* _Records that describe figures_:
###
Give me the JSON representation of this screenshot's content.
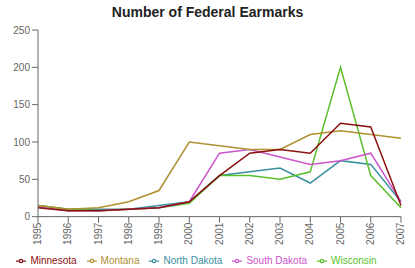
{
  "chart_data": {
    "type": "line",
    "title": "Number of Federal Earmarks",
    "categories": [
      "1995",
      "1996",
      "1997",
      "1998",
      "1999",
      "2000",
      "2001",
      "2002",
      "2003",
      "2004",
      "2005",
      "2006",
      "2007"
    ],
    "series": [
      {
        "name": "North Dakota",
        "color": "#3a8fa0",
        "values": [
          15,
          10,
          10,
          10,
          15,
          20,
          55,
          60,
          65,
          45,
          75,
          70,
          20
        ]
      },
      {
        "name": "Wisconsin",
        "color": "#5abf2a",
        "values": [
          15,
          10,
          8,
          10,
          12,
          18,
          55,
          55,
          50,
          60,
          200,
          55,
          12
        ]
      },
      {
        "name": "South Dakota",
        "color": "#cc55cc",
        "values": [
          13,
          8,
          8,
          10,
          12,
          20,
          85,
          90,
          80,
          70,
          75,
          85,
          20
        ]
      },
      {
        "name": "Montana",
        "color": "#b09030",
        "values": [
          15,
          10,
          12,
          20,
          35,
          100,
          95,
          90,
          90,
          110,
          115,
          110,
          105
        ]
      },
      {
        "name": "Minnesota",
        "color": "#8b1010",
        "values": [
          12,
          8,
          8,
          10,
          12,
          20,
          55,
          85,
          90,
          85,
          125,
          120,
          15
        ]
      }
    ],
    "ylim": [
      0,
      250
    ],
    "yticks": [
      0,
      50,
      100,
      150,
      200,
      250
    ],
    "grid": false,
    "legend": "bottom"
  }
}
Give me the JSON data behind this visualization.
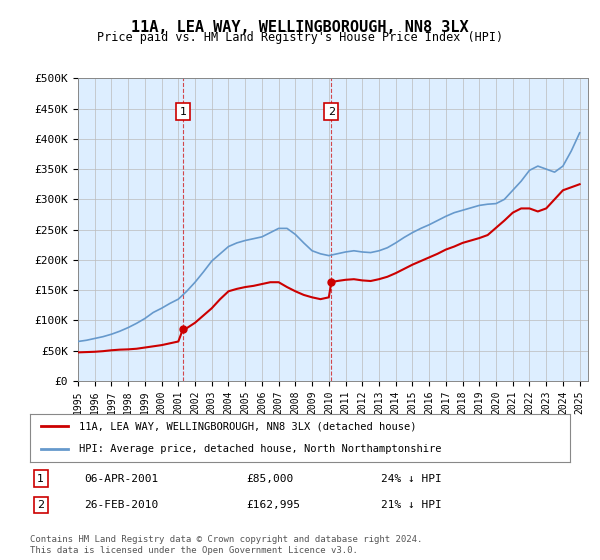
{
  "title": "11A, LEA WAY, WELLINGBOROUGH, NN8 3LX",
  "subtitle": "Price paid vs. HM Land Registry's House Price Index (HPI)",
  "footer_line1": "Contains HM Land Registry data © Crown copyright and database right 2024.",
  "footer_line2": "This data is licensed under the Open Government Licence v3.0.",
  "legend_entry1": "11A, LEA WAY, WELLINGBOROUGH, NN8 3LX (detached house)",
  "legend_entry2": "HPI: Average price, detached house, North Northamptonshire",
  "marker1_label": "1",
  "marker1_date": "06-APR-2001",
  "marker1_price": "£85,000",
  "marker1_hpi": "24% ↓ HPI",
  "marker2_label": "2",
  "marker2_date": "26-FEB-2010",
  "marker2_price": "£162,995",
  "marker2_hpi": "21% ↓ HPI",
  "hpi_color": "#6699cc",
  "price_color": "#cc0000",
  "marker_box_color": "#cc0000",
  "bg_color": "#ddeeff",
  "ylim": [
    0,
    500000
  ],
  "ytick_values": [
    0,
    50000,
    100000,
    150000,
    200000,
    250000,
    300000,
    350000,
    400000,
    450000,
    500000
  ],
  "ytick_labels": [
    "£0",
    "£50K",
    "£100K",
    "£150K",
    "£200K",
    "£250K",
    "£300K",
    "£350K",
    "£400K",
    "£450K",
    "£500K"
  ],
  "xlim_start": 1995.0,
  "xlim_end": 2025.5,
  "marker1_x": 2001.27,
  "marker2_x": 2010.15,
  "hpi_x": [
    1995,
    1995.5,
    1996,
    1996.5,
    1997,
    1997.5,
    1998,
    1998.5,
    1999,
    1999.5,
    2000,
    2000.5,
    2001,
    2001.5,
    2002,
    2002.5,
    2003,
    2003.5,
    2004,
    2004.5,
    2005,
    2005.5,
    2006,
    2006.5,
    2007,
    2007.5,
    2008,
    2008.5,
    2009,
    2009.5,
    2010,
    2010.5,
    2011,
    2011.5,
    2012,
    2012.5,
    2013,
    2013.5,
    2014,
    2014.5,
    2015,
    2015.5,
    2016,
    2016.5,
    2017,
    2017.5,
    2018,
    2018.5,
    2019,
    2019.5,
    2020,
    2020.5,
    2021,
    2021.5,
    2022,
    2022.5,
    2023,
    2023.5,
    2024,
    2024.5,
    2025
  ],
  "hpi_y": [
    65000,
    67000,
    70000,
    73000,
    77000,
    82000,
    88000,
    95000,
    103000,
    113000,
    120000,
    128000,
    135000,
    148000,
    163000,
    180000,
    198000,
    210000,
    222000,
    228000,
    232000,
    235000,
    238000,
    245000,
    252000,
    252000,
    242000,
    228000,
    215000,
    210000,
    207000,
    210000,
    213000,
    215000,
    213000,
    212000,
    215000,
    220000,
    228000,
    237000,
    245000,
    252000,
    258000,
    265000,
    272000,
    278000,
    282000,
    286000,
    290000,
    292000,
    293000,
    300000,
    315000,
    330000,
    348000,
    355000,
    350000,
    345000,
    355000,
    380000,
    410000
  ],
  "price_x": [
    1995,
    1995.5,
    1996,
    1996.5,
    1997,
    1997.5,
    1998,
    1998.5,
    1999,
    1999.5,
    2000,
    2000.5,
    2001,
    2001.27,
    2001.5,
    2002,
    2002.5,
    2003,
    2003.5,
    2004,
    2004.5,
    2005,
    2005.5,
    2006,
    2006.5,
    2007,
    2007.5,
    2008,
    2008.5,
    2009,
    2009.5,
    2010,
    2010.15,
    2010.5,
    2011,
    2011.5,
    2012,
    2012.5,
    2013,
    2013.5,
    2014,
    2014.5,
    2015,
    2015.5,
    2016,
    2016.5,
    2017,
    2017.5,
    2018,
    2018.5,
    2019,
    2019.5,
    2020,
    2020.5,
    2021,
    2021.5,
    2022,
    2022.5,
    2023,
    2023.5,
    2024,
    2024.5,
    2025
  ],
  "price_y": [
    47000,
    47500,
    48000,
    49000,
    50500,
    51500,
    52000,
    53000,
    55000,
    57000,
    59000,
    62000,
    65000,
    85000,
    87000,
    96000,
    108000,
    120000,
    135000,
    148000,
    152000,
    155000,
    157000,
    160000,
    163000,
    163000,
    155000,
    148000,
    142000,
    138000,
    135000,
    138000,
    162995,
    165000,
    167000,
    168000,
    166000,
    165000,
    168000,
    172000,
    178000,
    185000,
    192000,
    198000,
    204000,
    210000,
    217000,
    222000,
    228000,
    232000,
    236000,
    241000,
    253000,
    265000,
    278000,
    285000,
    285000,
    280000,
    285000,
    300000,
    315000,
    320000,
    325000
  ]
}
###
From the listing, extract all text exactly as given and drop any picture.

* _TASK RESULT_:
Give me the JSON representation of this screenshot's content.
{
  "chart_data": {
    "type": "line",
    "title": "Number of Federal Earmarks",
    "categories": [
      "1995",
      "1996",
      "1997",
      "1998",
      "1999",
      "2000",
      "2001",
      "2002",
      "2003",
      "2004",
      "2005",
      "2006",
      "2007"
    ],
    "series": [
      {
        "name": "North Dakota",
        "color": "#3a8fa0",
        "values": [
          15,
          10,
          10,
          10,
          15,
          20,
          55,
          60,
          65,
          45,
          75,
          70,
          20
        ]
      },
      {
        "name": "Wisconsin",
        "color": "#5abf2a",
        "values": [
          15,
          10,
          8,
          10,
          12,
          18,
          55,
          55,
          50,
          60,
          200,
          55,
          12
        ]
      },
      {
        "name": "South Dakota",
        "color": "#cc55cc",
        "values": [
          13,
          8,
          8,
          10,
          12,
          20,
          85,
          90,
          80,
          70,
          75,
          85,
          20
        ]
      },
      {
        "name": "Montana",
        "color": "#b09030",
        "values": [
          15,
          10,
          12,
          20,
          35,
          100,
          95,
          90,
          90,
          110,
          115,
          110,
          105
        ]
      },
      {
        "name": "Minnesota",
        "color": "#8b1010",
        "values": [
          12,
          8,
          8,
          10,
          12,
          20,
          55,
          85,
          90,
          85,
          125,
          120,
          15
        ]
      }
    ],
    "ylim": [
      0,
      250
    ],
    "yticks": [
      0,
      50,
      100,
      150,
      200,
      250
    ],
    "grid": false,
    "legend": "bottom"
  }
}
Give me the JSON data behind this visualization.
{
  "title": "11A, LEA WAY, WELLINGBOROUGH, NN8 3LX",
  "subtitle": "Price paid vs. HM Land Registry's House Price Index (HPI)",
  "footer_line1": "Contains HM Land Registry data © Crown copyright and database right 2024.",
  "footer_line2": "This data is licensed under the Open Government Licence v3.0.",
  "legend_entry1": "11A, LEA WAY, WELLINGBOROUGH, NN8 3LX (detached house)",
  "legend_entry2": "HPI: Average price, detached house, North Northamptonshire",
  "marker1_label": "1",
  "marker1_date": "06-APR-2001",
  "marker1_price": "£85,000",
  "marker1_hpi": "24% ↓ HPI",
  "marker2_label": "2",
  "marker2_date": "26-FEB-2010",
  "marker2_price": "£162,995",
  "marker2_hpi": "21% ↓ HPI",
  "hpi_color": "#6699cc",
  "price_color": "#cc0000",
  "marker_box_color": "#cc0000",
  "bg_color": "#ddeeff",
  "ylim": [
    0,
    500000
  ],
  "ytick_values": [
    0,
    50000,
    100000,
    150000,
    200000,
    250000,
    300000,
    350000,
    400000,
    450000,
    500000
  ],
  "ytick_labels": [
    "£0",
    "£50K",
    "£100K",
    "£150K",
    "£200K",
    "£250K",
    "£300K",
    "£350K",
    "£400K",
    "£450K",
    "£500K"
  ],
  "xlim_start": 1995.0,
  "xlim_end": 2025.5,
  "marker1_x": 2001.27,
  "marker2_x": 2010.15,
  "hpi_x": [
    1995,
    1995.5,
    1996,
    1996.5,
    1997,
    1997.5,
    1998,
    1998.5,
    1999,
    1999.5,
    2000,
    2000.5,
    2001,
    2001.5,
    2002,
    2002.5,
    2003,
    2003.5,
    2004,
    2004.5,
    2005,
    2005.5,
    2006,
    2006.5,
    2007,
    2007.5,
    2008,
    2008.5,
    2009,
    2009.5,
    2010,
    2010.5,
    2011,
    2011.5,
    2012,
    2012.5,
    2013,
    2013.5,
    2014,
    2014.5,
    2015,
    2015.5,
    2016,
    2016.5,
    2017,
    2017.5,
    2018,
    2018.5,
    2019,
    2019.5,
    2020,
    2020.5,
    2021,
    2021.5,
    2022,
    2022.5,
    2023,
    2023.5,
    2024,
    2024.5,
    2025
  ],
  "hpi_y": [
    65000,
    67000,
    70000,
    73000,
    77000,
    82000,
    88000,
    95000,
    103000,
    113000,
    120000,
    128000,
    135000,
    148000,
    163000,
    180000,
    198000,
    210000,
    222000,
    228000,
    232000,
    235000,
    238000,
    245000,
    252000,
    252000,
    242000,
    228000,
    215000,
    210000,
    207000,
    210000,
    213000,
    215000,
    213000,
    212000,
    215000,
    220000,
    228000,
    237000,
    245000,
    252000,
    258000,
    265000,
    272000,
    278000,
    282000,
    286000,
    290000,
    292000,
    293000,
    300000,
    315000,
    330000,
    348000,
    355000,
    350000,
    345000,
    355000,
    380000,
    410000
  ],
  "price_x": [
    1995,
    1995.5,
    1996,
    1996.5,
    1997,
    1997.5,
    1998,
    1998.5,
    1999,
    1999.5,
    2000,
    2000.5,
    2001,
    2001.27,
    2001.5,
    2002,
    2002.5,
    2003,
    2003.5,
    2004,
    2004.5,
    2005,
    2005.5,
    2006,
    2006.5,
    2007,
    2007.5,
    2008,
    2008.5,
    2009,
    2009.5,
    2010,
    2010.15,
    2010.5,
    2011,
    2011.5,
    2012,
    2012.5,
    2013,
    2013.5,
    2014,
    2014.5,
    2015,
    2015.5,
    2016,
    2016.5,
    2017,
    2017.5,
    2018,
    2018.5,
    2019,
    2019.5,
    2020,
    2020.5,
    2021,
    2021.5,
    2022,
    2022.5,
    2023,
    2023.5,
    2024,
    2024.5,
    2025
  ],
  "price_y": [
    47000,
    47500,
    48000,
    49000,
    50500,
    51500,
    52000,
    53000,
    55000,
    57000,
    59000,
    62000,
    65000,
    85000,
    87000,
    96000,
    108000,
    120000,
    135000,
    148000,
    152000,
    155000,
    157000,
    160000,
    163000,
    163000,
    155000,
    148000,
    142000,
    138000,
    135000,
    138000,
    162995,
    165000,
    167000,
    168000,
    166000,
    165000,
    168000,
    172000,
    178000,
    185000,
    192000,
    198000,
    204000,
    210000,
    217000,
    222000,
    228000,
    232000,
    236000,
    241000,
    253000,
    265000,
    278000,
    285000,
    285000,
    280000,
    285000,
    300000,
    315000,
    320000,
    325000
  ]
}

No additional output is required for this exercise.